Where a line contains the word "icon", copy that line.

--- Begin Exercise data ---

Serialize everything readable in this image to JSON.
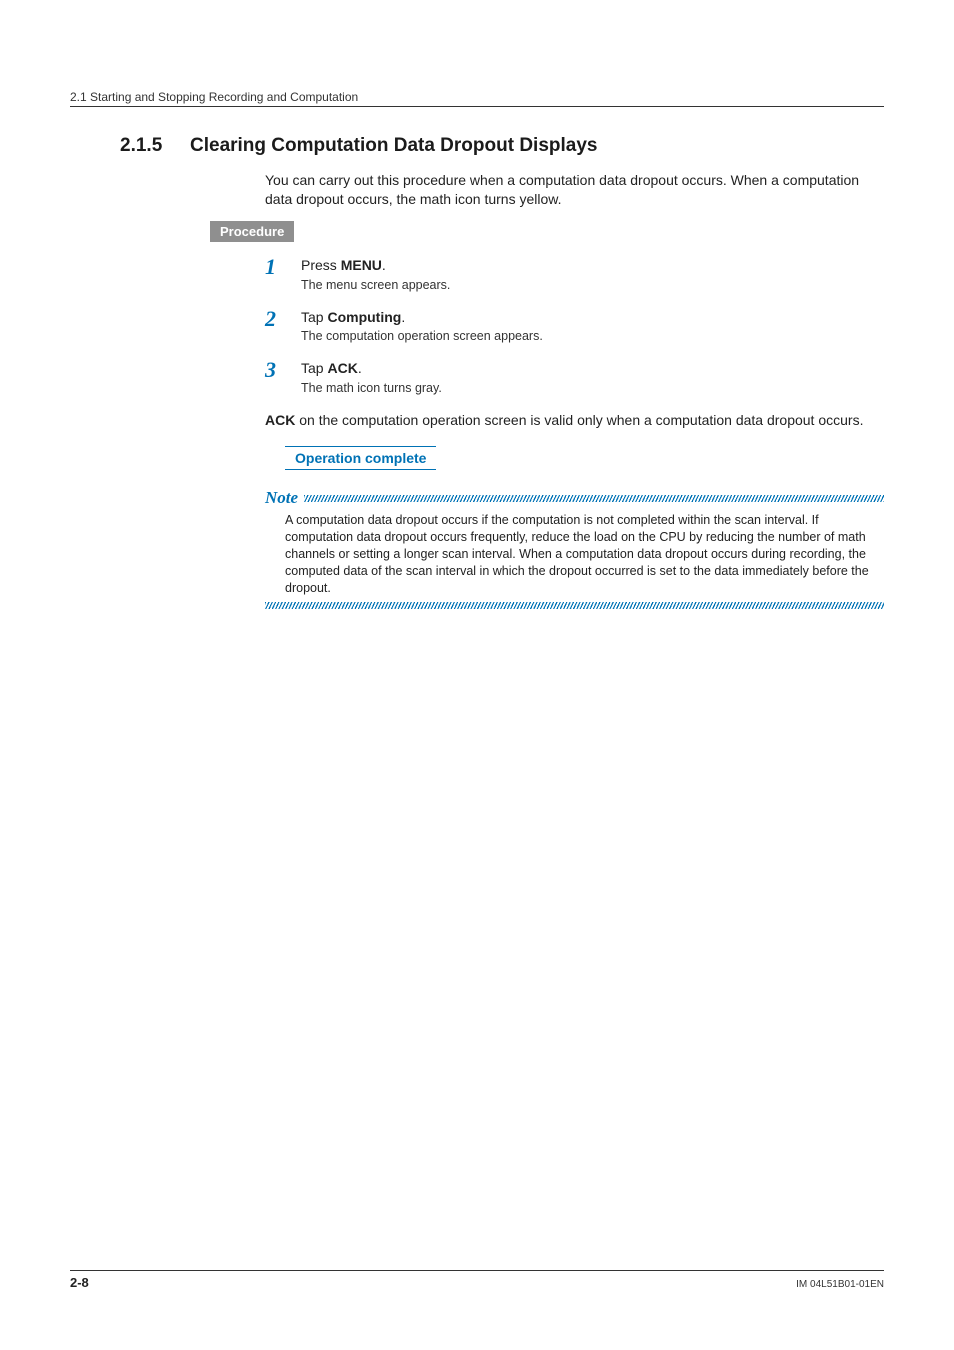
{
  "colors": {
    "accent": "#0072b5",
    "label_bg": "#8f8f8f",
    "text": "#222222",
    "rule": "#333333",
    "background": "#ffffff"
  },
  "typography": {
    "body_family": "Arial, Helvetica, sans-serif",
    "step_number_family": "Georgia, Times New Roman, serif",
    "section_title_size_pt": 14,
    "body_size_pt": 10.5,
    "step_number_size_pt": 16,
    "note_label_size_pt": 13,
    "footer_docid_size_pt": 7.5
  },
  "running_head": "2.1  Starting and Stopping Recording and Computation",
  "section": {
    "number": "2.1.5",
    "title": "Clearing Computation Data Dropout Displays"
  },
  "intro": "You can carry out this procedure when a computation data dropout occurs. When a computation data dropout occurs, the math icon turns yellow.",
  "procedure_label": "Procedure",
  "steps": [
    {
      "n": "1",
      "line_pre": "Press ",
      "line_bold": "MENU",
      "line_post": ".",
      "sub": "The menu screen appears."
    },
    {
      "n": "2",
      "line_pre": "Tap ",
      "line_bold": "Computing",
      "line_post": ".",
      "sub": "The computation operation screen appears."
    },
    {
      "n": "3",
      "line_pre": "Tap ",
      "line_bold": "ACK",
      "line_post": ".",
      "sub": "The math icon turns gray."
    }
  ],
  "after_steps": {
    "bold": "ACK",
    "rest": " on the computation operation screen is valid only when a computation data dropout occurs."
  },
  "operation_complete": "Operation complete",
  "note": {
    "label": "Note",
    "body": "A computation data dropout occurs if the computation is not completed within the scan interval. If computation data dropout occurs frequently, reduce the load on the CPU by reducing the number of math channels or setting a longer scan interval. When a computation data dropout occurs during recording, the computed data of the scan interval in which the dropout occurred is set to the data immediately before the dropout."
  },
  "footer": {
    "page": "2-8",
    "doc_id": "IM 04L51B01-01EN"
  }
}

--- End Exercise data ---

### Exercise solution
  "intro": "You can carry out this procedure when a computation data dropout occurs. When a computation data dropout occurs, the math icon turns yellow.",
      "sub": "The math icon turns gray."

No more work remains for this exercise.